#### [Problem statement]
Scan the data below for the string "pattern". Copy every line where it appears.

#### [Input data]
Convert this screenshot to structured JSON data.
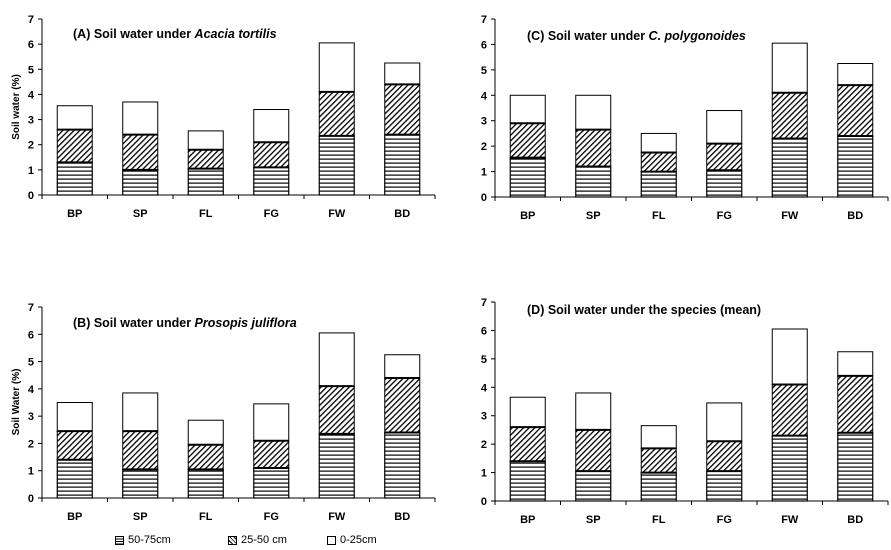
{
  "chart_data": [
    {
      "type": "bar",
      "stacked": true,
      "title_prefix": "(A) Soil water under ",
      "title_species": "Acacia tortilis",
      "ylabel": "Soil water (%)",
      "ylim": [
        0,
        7
      ],
      "yticks": [
        "0",
        "1",
        "2",
        "3",
        "4",
        "5",
        "6",
        "7"
      ],
      "categories": [
        "BP",
        "SP",
        "FL",
        "FG",
        "FW",
        "BD"
      ],
      "series": [
        {
          "name": "50-75cm",
          "values": [
            1.3,
            1.0,
            1.05,
            1.1,
            2.35,
            2.4
          ]
        },
        {
          "name": "25-50 cm",
          "values": [
            1.3,
            1.4,
            0.75,
            1.0,
            1.75,
            2.0
          ]
        },
        {
          "name": "0-25cm",
          "values": [
            0.95,
            1.3,
            0.75,
            1.3,
            1.95,
            0.85
          ]
        }
      ]
    },
    {
      "type": "bar",
      "stacked": true,
      "title_prefix": "(B) Soil water under ",
      "title_species": "Prosopis juliflora",
      "ylabel": "Soil Water (%)",
      "ylim": [
        0,
        7
      ],
      "yticks": [
        "0",
        "1",
        "2",
        "3",
        "4",
        "5",
        "6",
        "7"
      ],
      "categories": [
        "BP",
        "SP",
        "FL",
        "FG",
        "FW",
        "BD"
      ],
      "series": [
        {
          "name": "50-75cm",
          "values": [
            1.4,
            1.05,
            1.05,
            1.1,
            2.35,
            2.4
          ]
        },
        {
          "name": "25-50 cm",
          "values": [
            1.05,
            1.4,
            0.9,
            1.0,
            1.75,
            2.0
          ]
        },
        {
          "name": "0-25cm",
          "values": [
            1.05,
            1.4,
            0.9,
            1.35,
            1.95,
            0.85
          ]
        }
      ]
    },
    {
      "type": "bar",
      "stacked": true,
      "title_prefix": "(C) Soil water under ",
      "title_species": "C. polygonoides",
      "ylabel": "",
      "ylim": [
        0,
        7
      ],
      "yticks": [
        "0",
        "1",
        "2",
        "3",
        "4",
        "5",
        "6",
        "7"
      ],
      "categories": [
        "BP",
        "SP",
        "FL",
        "FG",
        "FW",
        "BD"
      ],
      "series": [
        {
          "name": "50-75cm",
          "values": [
            1.55,
            1.2,
            1.0,
            1.05,
            2.3,
            2.4
          ]
        },
        {
          "name": "25-50 cm",
          "values": [
            1.35,
            1.45,
            0.75,
            1.05,
            1.8,
            2.0
          ]
        },
        {
          "name": "0-25cm",
          "values": [
            1.1,
            1.35,
            0.75,
            1.3,
            1.95,
            0.85
          ]
        }
      ]
    },
    {
      "type": "bar",
      "stacked": true,
      "title_prefix": "(D) Soil water under the species (mean)",
      "title_species": "",
      "ylabel": "",
      "ylim": [
        0,
        7
      ],
      "yticks": [
        "0",
        "1",
        "2",
        "3",
        "4",
        "5",
        "6",
        "7"
      ],
      "categories": [
        "BP",
        "SP",
        "FL",
        "FG",
        "FW",
        "BD"
      ],
      "series": [
        {
          "name": "50-75cm",
          "values": [
            1.4,
            1.05,
            1.0,
            1.05,
            2.3,
            2.4
          ]
        },
        {
          "name": "25-50 cm",
          "values": [
            1.2,
            1.45,
            0.85,
            1.05,
            1.8,
            2.0
          ]
        },
        {
          "name": "0-25cm",
          "values": [
            1.05,
            1.3,
            0.8,
            1.35,
            1.95,
            0.85
          ]
        }
      ]
    }
  ],
  "legend": {
    "items": [
      {
        "label": "50-75cm",
        "pattern": "horizontal-lines"
      },
      {
        "label": "25-50 cm",
        "pattern": "diagonal-hatch"
      },
      {
        "label": "0-25cm",
        "pattern": "white"
      }
    ]
  },
  "colors": {
    "stroke": "#000000",
    "background": "#ffffff"
  }
}
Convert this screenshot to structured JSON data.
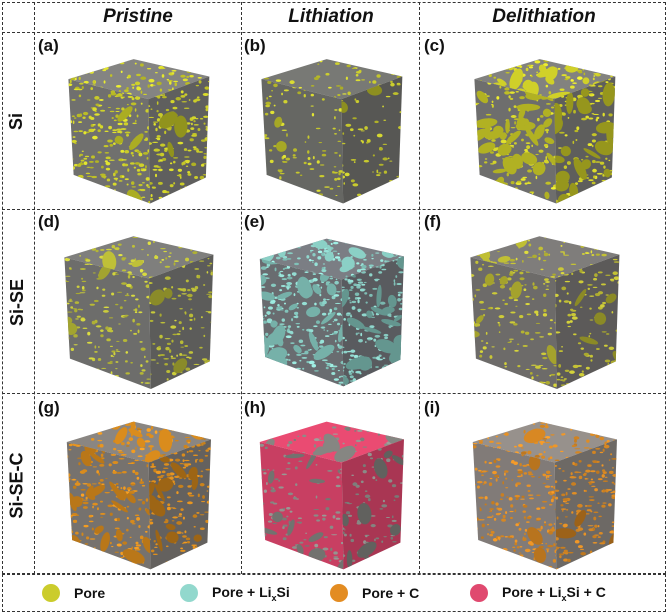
{
  "columns": [
    "Pristine",
    "Lithiation",
    "Delithiation"
  ],
  "rows": [
    "Si",
    "Si-SE",
    "Si-SE-C"
  ],
  "panels": [
    {
      "label": "(a)",
      "base": "#7a7a78",
      "spot": "#cfd12a",
      "density": 0.55,
      "blob": 0.1
    },
    {
      "label": "(b)",
      "base": "#6f706c",
      "spot": "#c9cb2e",
      "density": 0.22,
      "blob": 0.05
    },
    {
      "label": "(c)",
      "base": "#787876",
      "spot": "#d6d62a",
      "density": 0.35,
      "blob": 0.9
    },
    {
      "label": "(d)",
      "base": "#767674",
      "spot": "#c4c63a",
      "density": 0.35,
      "blob": 0.1
    },
    {
      "label": "(e)",
      "base": "#72757a",
      "spot": "#8fd6cc",
      "density": 0.55,
      "blob": 0.7
    },
    {
      "label": "(f)",
      "base": "#767472",
      "spot": "#c6c436",
      "density": 0.3,
      "blob": 0.15
    },
    {
      "label": "(g)",
      "base": "#807c78",
      "spot": "#e0901e",
      "density": 0.45,
      "blob": 0.5
    },
    {
      "label": "(h)",
      "base": "#d9456a",
      "spot": "#8a8a86",
      "density": 0.25,
      "blob": 0.3
    },
    {
      "label": "(i)",
      "base": "#8c8682",
      "spot": "#de8c24",
      "density": 0.5,
      "blob": 0.1
    }
  ],
  "legend": [
    {
      "prefix": "Pore",
      "sub": "",
      "suffix": "",
      "color": "#cbcc2c"
    },
    {
      "prefix": "Pore + Li",
      "sub": "x",
      "suffix": "Si",
      "color": "#92d8cd"
    },
    {
      "prefix": "Pore + C",
      "sub": "",
      "suffix": "",
      "color": "#e38c22"
    },
    {
      "prefix": "Pore + Li",
      "sub": "x",
      "suffix": "Si + C",
      "color": "#e0496f"
    }
  ]
}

#### [Answer to this exercise]
        "pattern": "horizontal-lines"
        "pattern": "diagonal-hatch"
        "pattern": "white"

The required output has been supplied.